• [Supplied entries]:
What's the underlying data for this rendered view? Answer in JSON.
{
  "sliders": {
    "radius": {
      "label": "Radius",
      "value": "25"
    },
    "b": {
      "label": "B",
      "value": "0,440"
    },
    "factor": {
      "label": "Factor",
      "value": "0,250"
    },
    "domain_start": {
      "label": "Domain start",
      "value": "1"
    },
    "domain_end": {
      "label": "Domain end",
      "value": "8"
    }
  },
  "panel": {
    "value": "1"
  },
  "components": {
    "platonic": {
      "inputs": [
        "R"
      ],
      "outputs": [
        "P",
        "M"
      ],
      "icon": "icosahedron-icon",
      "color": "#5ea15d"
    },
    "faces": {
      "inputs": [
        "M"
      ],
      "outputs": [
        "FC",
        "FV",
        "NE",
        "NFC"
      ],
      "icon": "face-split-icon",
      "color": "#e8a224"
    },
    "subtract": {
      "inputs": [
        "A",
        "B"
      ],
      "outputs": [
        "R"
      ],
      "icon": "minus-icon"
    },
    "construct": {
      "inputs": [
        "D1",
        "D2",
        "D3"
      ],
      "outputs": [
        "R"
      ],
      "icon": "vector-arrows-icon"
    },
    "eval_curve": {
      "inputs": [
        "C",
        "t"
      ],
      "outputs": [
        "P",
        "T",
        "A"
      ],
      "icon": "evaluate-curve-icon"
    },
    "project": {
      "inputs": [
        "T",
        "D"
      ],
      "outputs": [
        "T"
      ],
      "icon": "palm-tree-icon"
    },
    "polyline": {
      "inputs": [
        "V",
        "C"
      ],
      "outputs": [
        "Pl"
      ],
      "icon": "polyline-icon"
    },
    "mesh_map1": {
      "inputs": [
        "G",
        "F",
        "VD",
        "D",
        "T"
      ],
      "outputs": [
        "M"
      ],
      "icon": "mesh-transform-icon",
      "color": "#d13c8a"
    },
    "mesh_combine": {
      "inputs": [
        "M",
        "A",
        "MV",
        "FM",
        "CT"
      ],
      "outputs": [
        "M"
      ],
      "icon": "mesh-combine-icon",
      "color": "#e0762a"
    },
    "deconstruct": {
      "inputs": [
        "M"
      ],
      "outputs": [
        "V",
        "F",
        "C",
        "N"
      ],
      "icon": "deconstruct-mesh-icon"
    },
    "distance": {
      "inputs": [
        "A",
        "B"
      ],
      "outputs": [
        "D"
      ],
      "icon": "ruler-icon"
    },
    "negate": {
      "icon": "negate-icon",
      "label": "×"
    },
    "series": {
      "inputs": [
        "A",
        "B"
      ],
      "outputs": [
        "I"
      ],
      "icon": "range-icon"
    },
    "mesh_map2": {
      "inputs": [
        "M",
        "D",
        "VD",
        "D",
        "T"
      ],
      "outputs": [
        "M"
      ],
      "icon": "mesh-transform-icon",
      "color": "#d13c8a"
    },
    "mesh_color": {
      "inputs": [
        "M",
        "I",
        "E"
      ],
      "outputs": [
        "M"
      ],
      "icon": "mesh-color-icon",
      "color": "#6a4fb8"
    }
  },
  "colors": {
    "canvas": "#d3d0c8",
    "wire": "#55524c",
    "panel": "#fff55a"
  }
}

• [Direction]: Nothing in the data may differ; print all of it exactly as written.

• [Full answer]:
What's the underlying data for this rendered view? Answer in JSON.
{
  "sliders": {
    "radius": {
      "label": "Radius",
      "value": "25"
    },
    "b": {
      "label": "B",
      "value": "0,440"
    },
    "factor": {
      "label": "Factor",
      "value": "0,250"
    },
    "domain_start": {
      "label": "Domain start",
      "value": "1"
    },
    "domain_end": {
      "label": "Domain end",
      "value": "8"
    }
  },
  "panel": {
    "value": "1"
  },
  "components": {
    "platonic": {
      "inputs": [
        "R"
      ],
      "outputs": [
        "P",
        "M"
      ],
      "icon": "icosahedron-icon",
      "color": "#5ea15d"
    },
    "faces": {
      "inputs": [
        "M"
      ],
      "outputs": [
        "FC",
        "FV",
        "NE",
        "NFC"
      ],
      "icon": "face-split-icon",
      "color": "#e8a224"
    },
    "subtract": {
      "inputs": [
        "A",
        "B"
      ],
      "outputs": [
        "R"
      ],
      "icon": "minus-icon"
    },
    "construct": {
      "inputs": [
        "D1",
        "D2",
        "D3"
      ],
      "outputs": [
        "R"
      ],
      "icon": "vector-arrows-icon"
    },
    "eval_curve": {
      "inputs": [
        "C",
        "t"
      ],
      "outputs": [
        "P",
        "T",
        "A"
      ],
      "icon": "evaluate-curve-icon"
    },
    "project": {
      "inputs": [
        "T",
        "D"
      ],
      "outputs": [
        "T"
      ],
      "icon": "palm-tree-icon"
    },
    "polyline": {
      "inputs": [
        "V",
        "C"
      ],
      "outputs": [
        "Pl"
      ],
      "icon": "polyline-icon"
    },
    "mesh_map1": {
      "inputs": [
        "G",
        "F",
        "VD",
        "D",
        "T"
      ],
      "outputs": [
        "M"
      ],
      "icon": "mesh-transform-icon",
      "color": "#d13c8a"
    },
    "mesh_combine": {
      "inputs": [
        "M",
        "A",
        "MV",
        "FM",
        "CT"
      ],
      "outputs": [
        "M"
      ],
      "icon": "mesh-combine-icon",
      "color": "#e0762a"
    },
    "deconstruct": {
      "inputs": [
        "M"
      ],
      "outputs": [
        "V",
        "F",
        "C",
        "N"
      ],
      "icon": "deconstruct-mesh-icon"
    },
    "distance": {
      "inputs": [
        "A",
        "B"
      ],
      "outputs": [
        "D"
      ],
      "icon": "ruler-icon"
    },
    "negate": {
      "icon": "negate-icon",
      "label": "×"
    },
    "series": {
      "inputs": [
        "A",
        "B"
      ],
      "outputs": [
        "I"
      ],
      "icon": "range-icon"
    },
    "mesh_map2": {
      "inputs": [
        "M",
        "D",
        "VD",
        "D",
        "T"
      ],
      "outputs": [
        "M"
      ],
      "icon": "mesh-transform-icon",
      "color": "#d13c8a"
    },
    "mesh_color": {
      "inputs": [
        "M",
        "I",
        "E"
      ],
      "outputs": [
        "M"
      ],
      "icon": "mesh-color-icon",
      "color": "#6a4fb8"
    }
  },
  "colors": {
    "canvas": "#d3d0c8",
    "wire": "#55524c",
    "panel": "#fff55a"
  }
}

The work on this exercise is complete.